* Begin Data entries *
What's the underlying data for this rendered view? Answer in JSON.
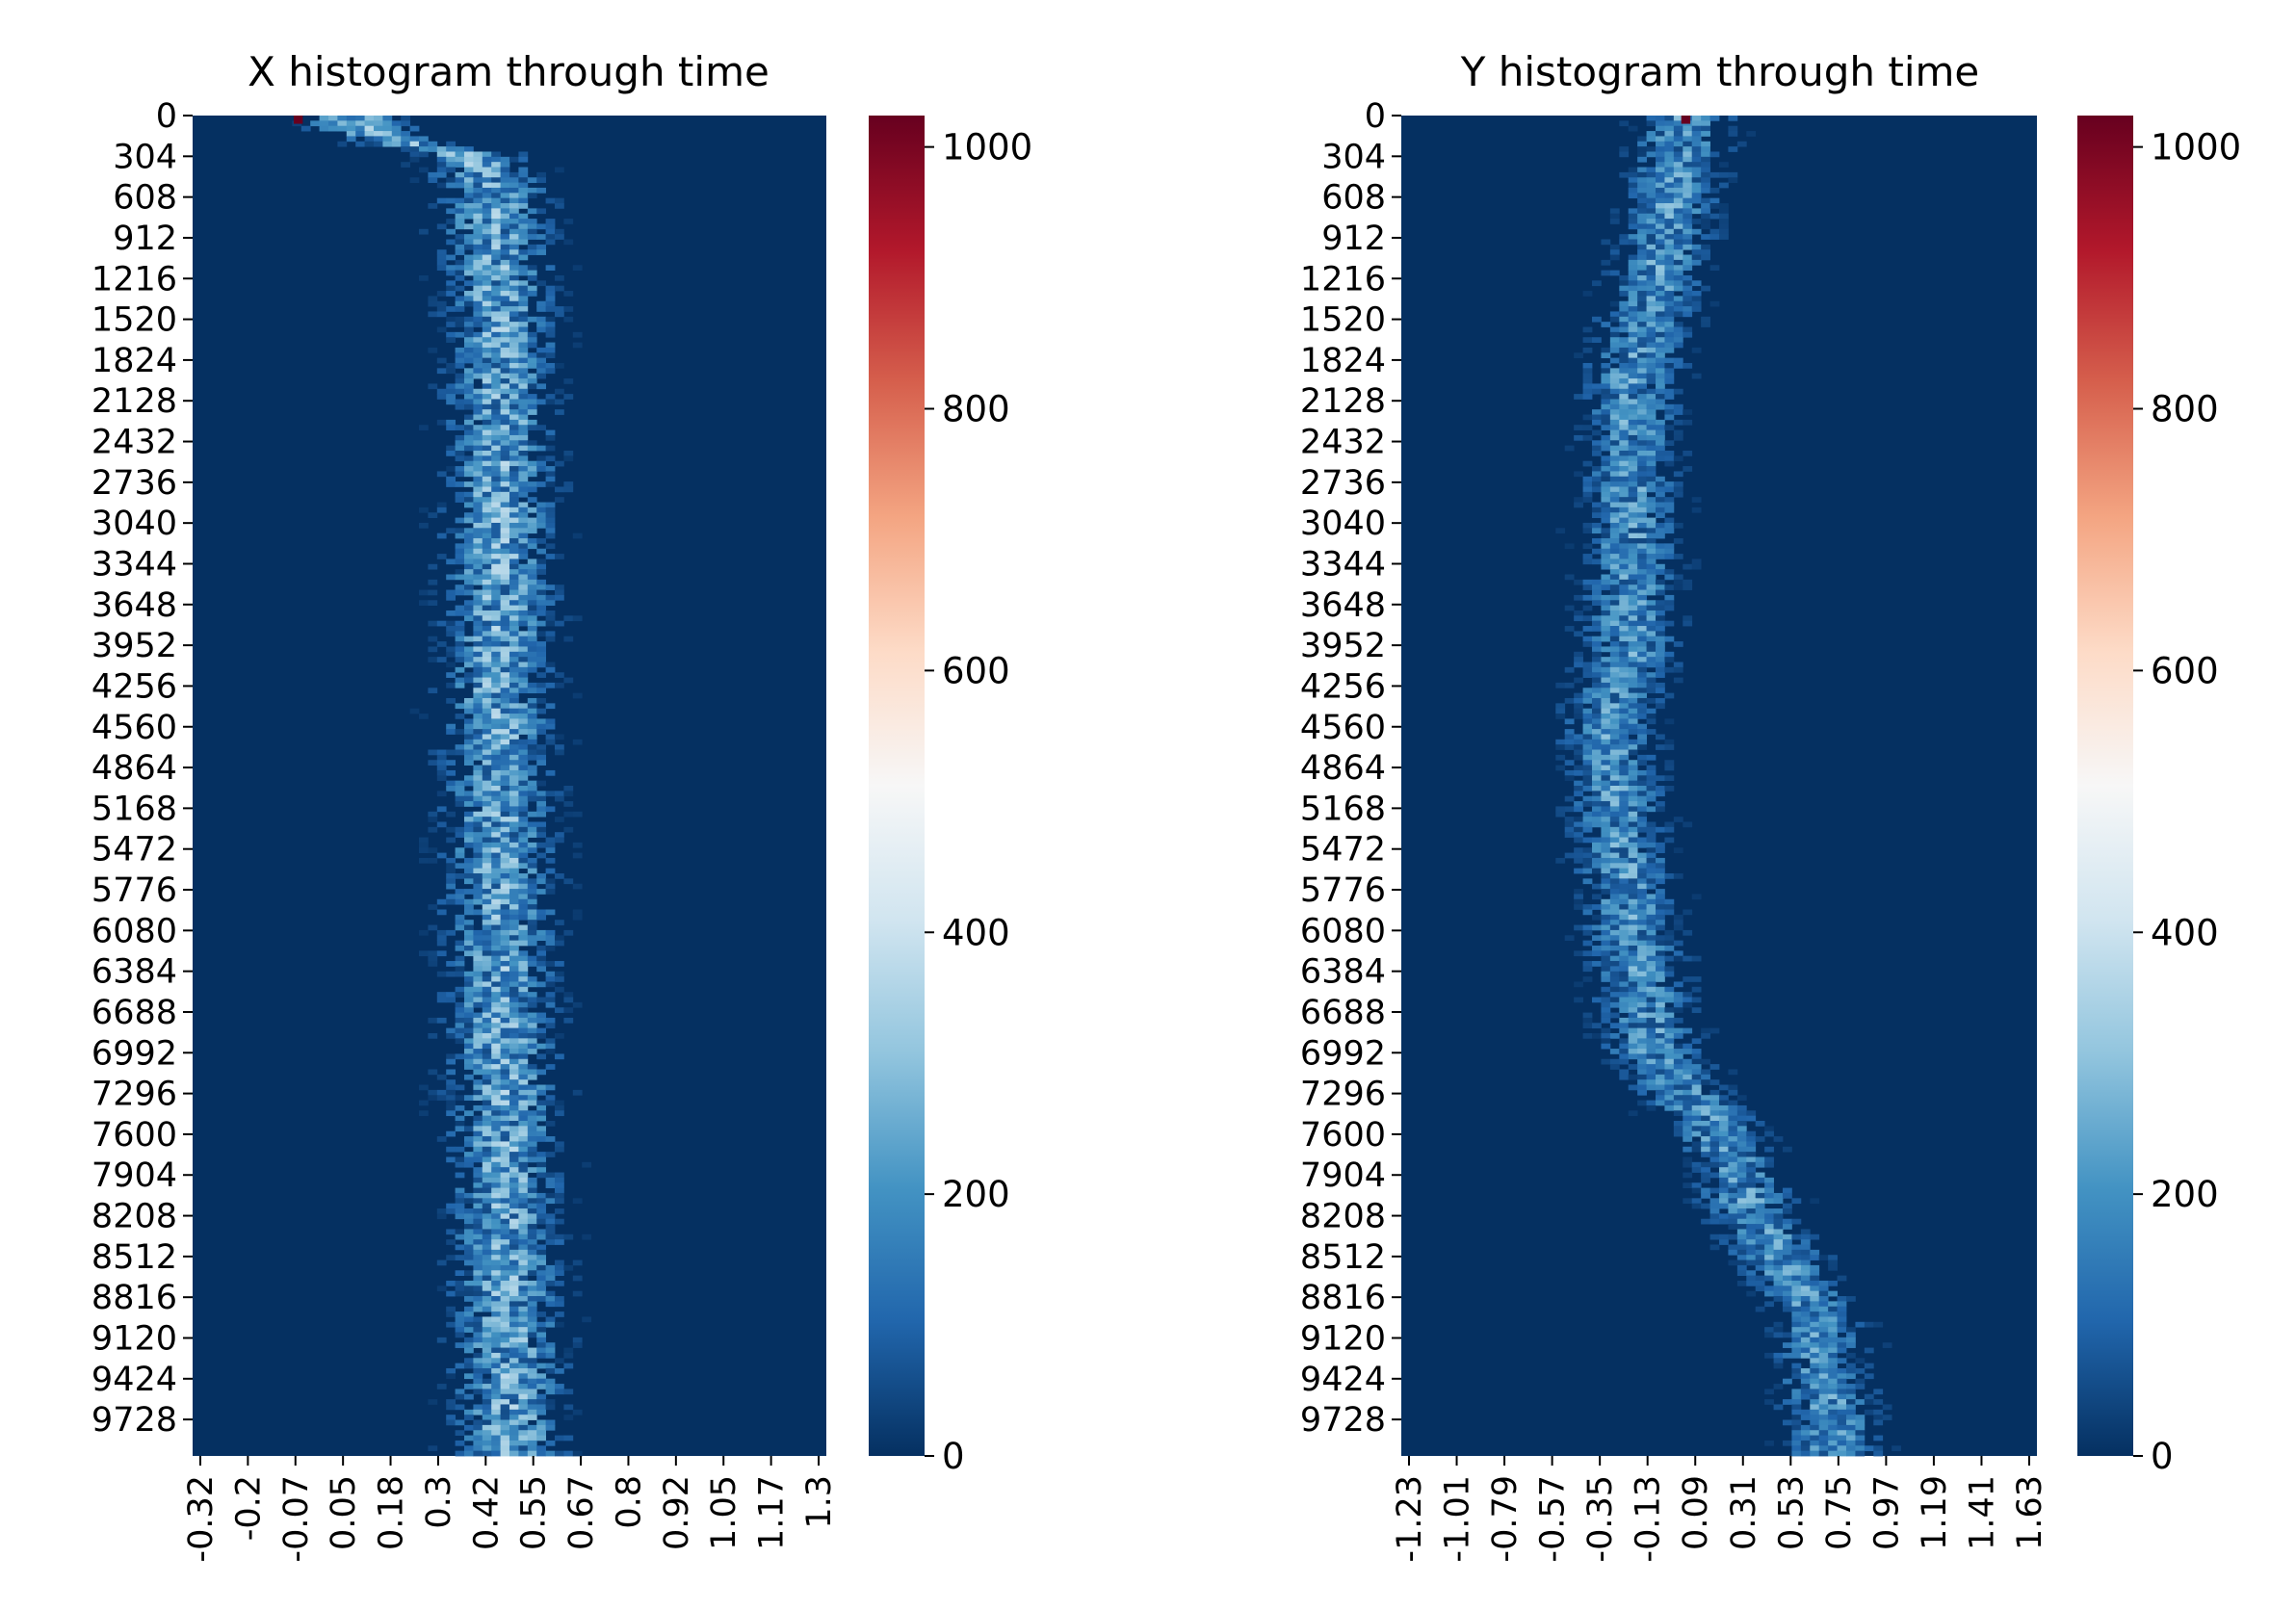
{
  "colormap": "RdBu_r",
  "colors": {
    "cmap_stops": [
      "#053061",
      "#2166ac",
      "#4393c3",
      "#92c5de",
      "#d1e5f0",
      "#f7f7f7",
      "#fddbc7",
      "#f4a582",
      "#d6604d",
      "#b2182b",
      "#67001f"
    ],
    "background": "#ffffff",
    "text": "#000000"
  },
  "chart_data": [
    {
      "type": "heatmap",
      "title": "X histogram through time",
      "xlabel": "",
      "ylabel": "",
      "x_tick_labels": [
        "-0.32",
        "-0.2",
        "-0.07",
        "0.05",
        "0.18",
        "0.3",
        "0.42",
        "0.55",
        "0.67",
        "0.8",
        "0.92",
        "1.05",
        "1.17",
        "1.3"
      ],
      "y_tick_labels": [
        "0",
        "304",
        "608",
        "912",
        "1216",
        "1520",
        "1824",
        "2128",
        "2432",
        "2736",
        "3040",
        "3344",
        "3648",
        "3952",
        "4256",
        "4560",
        "4864",
        "5168",
        "5472",
        "5776",
        "6080",
        "6384",
        "6688",
        "6992",
        "7296",
        "7600",
        "7904",
        "8208",
        "8512",
        "8816",
        "9120",
        "9424",
        "9728"
      ],
      "x_range": [
        -0.32,
        1.3
      ],
      "y_range": [
        0,
        10000
      ],
      "color_range": [
        0,
        1024
      ],
      "colorbar_ticks": [
        "0",
        "200",
        "400",
        "600",
        "800",
        "1000"
      ],
      "colorbar_tick_values": [
        0,
        200,
        400,
        600,
        800,
        1000
      ],
      "peak": {
        "x": -0.05,
        "y": 0,
        "value": 1024
      },
      "cluster_path": [
        [
          0,
          0.09
        ],
        [
          100,
          0.12
        ],
        [
          200,
          0.22
        ],
        [
          300,
          0.4
        ],
        [
          600,
          0.45
        ],
        [
          2000,
          0.47
        ],
        [
          5000,
          0.46
        ],
        [
          8000,
          0.48
        ],
        [
          10000,
          0.49
        ]
      ],
      "spread": 0.09,
      "typical_value": 220
    },
    {
      "type": "heatmap",
      "title": "Y histogram through time",
      "xlabel": "",
      "ylabel": "",
      "x_tick_labels": [
        "-1.23",
        "-1.01",
        "-0.79",
        "-0.57",
        "-0.35",
        "-0.13",
        "0.09",
        "0.31",
        "0.53",
        "0.75",
        "0.97",
        "1.19",
        "1.41",
        "1.63"
      ],
      "y_tick_labels": [
        "0",
        "304",
        "608",
        "912",
        "1216",
        "1520",
        "1824",
        "2128",
        "2432",
        "2736",
        "3040",
        "3344",
        "3648",
        "3952",
        "4256",
        "4560",
        "4864",
        "5168",
        "5472",
        "5776",
        "6080",
        "6384",
        "6688",
        "6992",
        "7296",
        "7600",
        "7904",
        "8208",
        "8512",
        "8816",
        "9120",
        "9424",
        "9728"
      ],
      "x_range": [
        -1.23,
        1.63
      ],
      "y_range": [
        0,
        10000
      ],
      "color_range": [
        0,
        1024
      ],
      "colorbar_ticks": [
        "0",
        "200",
        "400",
        "600",
        "800",
        "1000"
      ],
      "colorbar_tick_values": [
        0,
        200,
        400,
        600,
        800,
        1000
      ],
      "peak": {
        "x": 0.05,
        "y": 0,
        "value": 1024
      },
      "cluster_path": [
        [
          0,
          0.05
        ],
        [
          1000,
          -0.05
        ],
        [
          2000,
          -0.2
        ],
        [
          4000,
          -0.2
        ],
        [
          4600,
          -0.3
        ],
        [
          6000,
          -0.2
        ],
        [
          7000,
          -0.1
        ],
        [
          7600,
          0.2
        ],
        [
          8200,
          0.35
        ],
        [
          9000,
          0.65
        ],
        [
          10000,
          0.72
        ]
      ],
      "spread": 0.14,
      "typical_value": 180
    }
  ]
}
* End Data entries *
■ **Work to do**: All entries must be written out again exactly as given, with no pictures in the copy.

■ **Reply**:
What's the underlying data for this rendered view? Answer in JSON.
{
  "colormap": "RdBu_r",
  "colors": {
    "cmap_stops": [
      "#053061",
      "#2166ac",
      "#4393c3",
      "#92c5de",
      "#d1e5f0",
      "#f7f7f7",
      "#fddbc7",
      "#f4a582",
      "#d6604d",
      "#b2182b",
      "#67001f"
    ],
    "background": "#ffffff",
    "text": "#000000"
  },
  "chart_data": [
    {
      "type": "heatmap",
      "title": "X histogram through time",
      "xlabel": "",
      "ylabel": "",
      "x_tick_labels": [
        "-0.32",
        "-0.2",
        "-0.07",
        "0.05",
        "0.18",
        "0.3",
        "0.42",
        "0.55",
        "0.67",
        "0.8",
        "0.92",
        "1.05",
        "1.17",
        "1.3"
      ],
      "y_tick_labels": [
        "0",
        "304",
        "608",
        "912",
        "1216",
        "1520",
        "1824",
        "2128",
        "2432",
        "2736",
        "3040",
        "3344",
        "3648",
        "3952",
        "4256",
        "4560",
        "4864",
        "5168",
        "5472",
        "5776",
        "6080",
        "6384",
        "6688",
        "6992",
        "7296",
        "7600",
        "7904",
        "8208",
        "8512",
        "8816",
        "9120",
        "9424",
        "9728"
      ],
      "x_range": [
        -0.32,
        1.3
      ],
      "y_range": [
        0,
        10000
      ],
      "color_range": [
        0,
        1024
      ],
      "colorbar_ticks": [
        "0",
        "200",
        "400",
        "600",
        "800",
        "1000"
      ],
      "colorbar_tick_values": [
        0,
        200,
        400,
        600,
        800,
        1000
      ],
      "peak": {
        "x": -0.05,
        "y": 0,
        "value": 1024
      },
      "cluster_path": [
        [
          0,
          0.09
        ],
        [
          100,
          0.12
        ],
        [
          200,
          0.22
        ],
        [
          300,
          0.4
        ],
        [
          600,
          0.45
        ],
        [
          2000,
          0.47
        ],
        [
          5000,
          0.46
        ],
        [
          8000,
          0.48
        ],
        [
          10000,
          0.49
        ]
      ],
      "spread": 0.09,
      "typical_value": 220
    },
    {
      "type": "heatmap",
      "title": "Y histogram through time",
      "xlabel": "",
      "ylabel": "",
      "x_tick_labels": [
        "-1.23",
        "-1.01",
        "-0.79",
        "-0.57",
        "-0.35",
        "-0.13",
        "0.09",
        "0.31",
        "0.53",
        "0.75",
        "0.97",
        "1.19",
        "1.41",
        "1.63"
      ],
      "y_tick_labels": [
        "0",
        "304",
        "608",
        "912",
        "1216",
        "1520",
        "1824",
        "2128",
        "2432",
        "2736",
        "3040",
        "3344",
        "3648",
        "3952",
        "4256",
        "4560",
        "4864",
        "5168",
        "5472",
        "5776",
        "6080",
        "6384",
        "6688",
        "6992",
        "7296",
        "7600",
        "7904",
        "8208",
        "8512",
        "8816",
        "9120",
        "9424",
        "9728"
      ],
      "x_range": [
        -1.23,
        1.63
      ],
      "y_range": [
        0,
        10000
      ],
      "color_range": [
        0,
        1024
      ],
      "colorbar_ticks": [
        "0",
        "200",
        "400",
        "600",
        "800",
        "1000"
      ],
      "colorbar_tick_values": [
        0,
        200,
        400,
        600,
        800,
        1000
      ],
      "peak": {
        "x": 0.05,
        "y": 0,
        "value": 1024
      },
      "cluster_path": [
        [
          0,
          0.05
        ],
        [
          1000,
          -0.05
        ],
        [
          2000,
          -0.2
        ],
        [
          4000,
          -0.2
        ],
        [
          4600,
          -0.3
        ],
        [
          6000,
          -0.2
        ],
        [
          7000,
          -0.1
        ],
        [
          7600,
          0.2
        ],
        [
          8200,
          0.35
        ],
        [
          9000,
          0.65
        ],
        [
          10000,
          0.72
        ]
      ],
      "spread": 0.14,
      "typical_value": 180
    }
  ]
}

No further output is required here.